** What to work on **
Rewrite the records below with every occurrence of "trace-peak-point" replaced by "peak-marker", leaving all other text unchanged. Omit the pictures from your answer.
-- -- --
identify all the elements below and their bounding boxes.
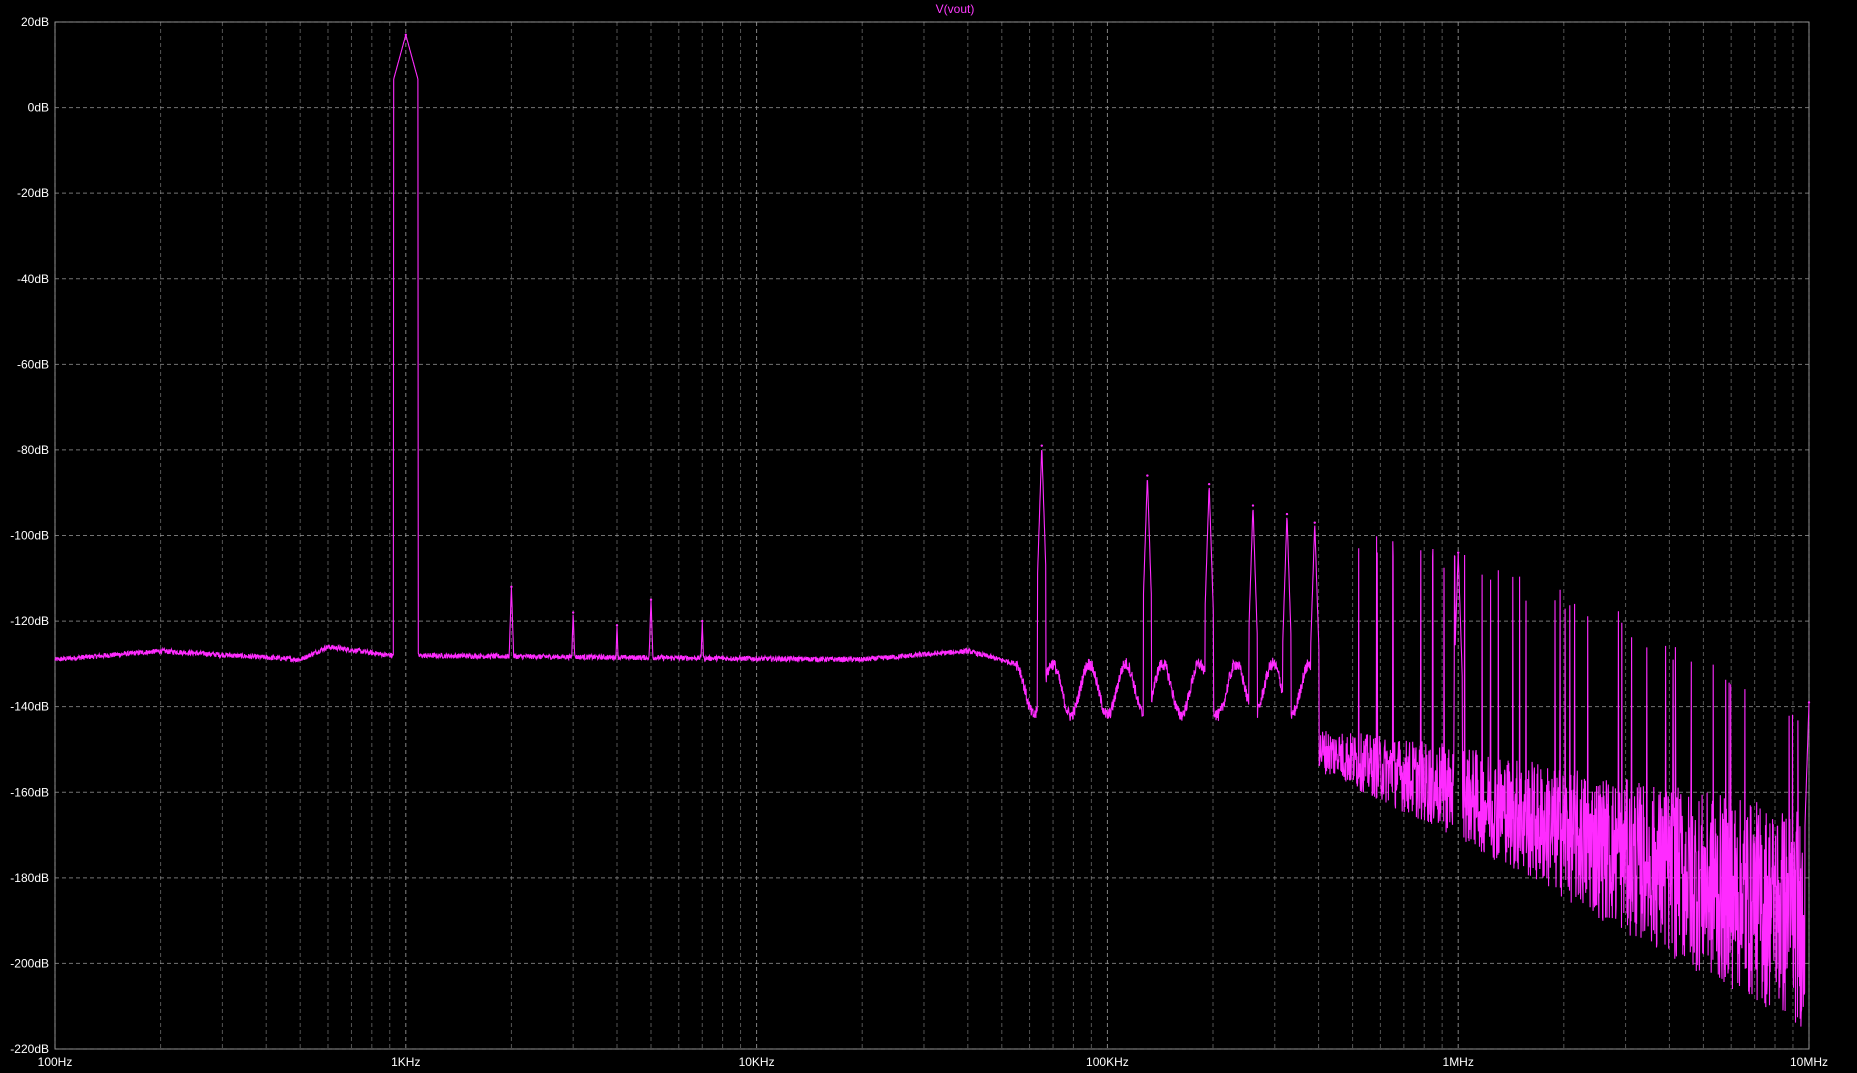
trace-peak-point xyxy=(510,585,513,589)
x-tick-label: 1MHz xyxy=(1443,1055,1474,1069)
plot-background xyxy=(0,0,1857,1073)
trace-peak-point xyxy=(1207,482,1211,486)
plot-canvas: 20dB 0dB -20dB -40dB -60dB -80dB -100dB -120dB -… xyxy=(0,0,1857,1073)
x-tick-label: 10MHz xyxy=(1790,1055,1828,1069)
y-tick-label: -140dB xyxy=(10,700,49,714)
trace-peak-point xyxy=(571,611,575,614)
y-tick-label: 0dB xyxy=(28,101,49,115)
y-tick-label: -80dB xyxy=(17,443,49,457)
y-tick-label: -60dB xyxy=(17,357,49,371)
y-tick-label: -160dB xyxy=(10,785,49,799)
y-tick-label: -40dB xyxy=(17,272,49,286)
trace-peak-point xyxy=(649,598,653,601)
x-tick-label: 1KHz xyxy=(391,1055,420,1069)
trace-peak-point xyxy=(701,619,704,623)
y-tick-label: -20dB xyxy=(17,186,49,200)
trace-title[interactable]: V(vout) xyxy=(936,2,975,16)
trace-peak-point xyxy=(1251,504,1255,507)
trace-peak-point xyxy=(404,33,407,37)
trace-peak-point xyxy=(615,624,619,627)
y-tick-label: -180dB xyxy=(10,871,49,885)
trace-peak-point xyxy=(1146,474,1149,477)
spectrum-plot: 20dB 0dB -20dB -40dB -60dB -80dB -100dB -120dB -… xyxy=(0,0,1857,1073)
x-tick-label: 100Hz xyxy=(38,1055,73,1069)
trace-peak-point xyxy=(1285,512,1289,516)
trace-peak-point xyxy=(1457,551,1460,554)
x-tick-label: 100KHz xyxy=(1086,1055,1129,1069)
trace-peak-point xyxy=(1807,701,1811,704)
y-tick-label: -220dB xyxy=(10,1042,49,1056)
y-tick-label: 20dB xyxy=(21,15,49,29)
trace-peak-point xyxy=(1313,521,1316,524)
y-tick-label: -120dB xyxy=(10,614,49,628)
y-tick-label: -200dB xyxy=(10,956,49,970)
y-tick-label: -100dB xyxy=(10,529,49,543)
x-tick-label: 10KHz xyxy=(739,1055,775,1069)
trace-peak-point xyxy=(1040,444,1043,447)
-- -- --
** The answer **
identify all the elements below and their bounding boxes.
peak-marker xyxy=(510,585,513,589)
x-tick-label: 1MHz xyxy=(1443,1055,1474,1069)
plot-background xyxy=(0,0,1857,1073)
peak-marker xyxy=(1207,482,1211,486)
plot-canvas: 20dB 0dB -20dB -40dB -60dB -80dB -100dB -120dB -… xyxy=(0,0,1857,1073)
x-tick-label: 10MHz xyxy=(1790,1055,1828,1069)
y-tick-label: -140dB xyxy=(10,700,49,714)
peak-marker xyxy=(571,611,575,614)
y-tick-label: 0dB xyxy=(28,101,49,115)
y-tick-label: -80dB xyxy=(17,443,49,457)
y-tick-label: -60dB xyxy=(17,357,49,371)
y-tick-label: -160dB xyxy=(10,785,49,799)
y-tick-label: -40dB xyxy=(17,272,49,286)
peak-marker xyxy=(649,598,653,601)
x-tick-label: 1KHz xyxy=(391,1055,420,1069)
peak-marker xyxy=(701,619,704,623)
y-tick-label: -20dB xyxy=(17,186,49,200)
trace-title[interactable]: V(vout) xyxy=(936,2,975,16)
peak-marker xyxy=(1251,504,1255,507)
peak-marker xyxy=(404,33,407,37)
peak-marker xyxy=(615,624,619,627)
y-tick-label: -180dB xyxy=(10,871,49,885)
peak-marker xyxy=(1146,474,1149,477)
spectrum-plot: 20dB 0dB -20dB -40dB -60dB -80dB -100dB -120dB -… xyxy=(0,0,1857,1073)
x-tick-label: 100Hz xyxy=(38,1055,73,1069)
peak-marker xyxy=(1285,512,1289,516)
peak-marker xyxy=(1457,551,1460,554)
x-tick-label: 100KHz xyxy=(1086,1055,1129,1069)
peak-marker xyxy=(1807,701,1811,704)
y-tick-label: -220dB xyxy=(10,1042,49,1056)
y-tick-label: 20dB xyxy=(21,15,49,29)
peak-marker xyxy=(1313,521,1316,524)
y-tick-label: -120dB xyxy=(10,614,49,628)
y-tick-label: -200dB xyxy=(10,956,49,970)
y-tick-label: -100dB xyxy=(10,529,49,543)
x-tick-label: 10KHz xyxy=(739,1055,775,1069)
peak-marker xyxy=(1040,444,1043,447)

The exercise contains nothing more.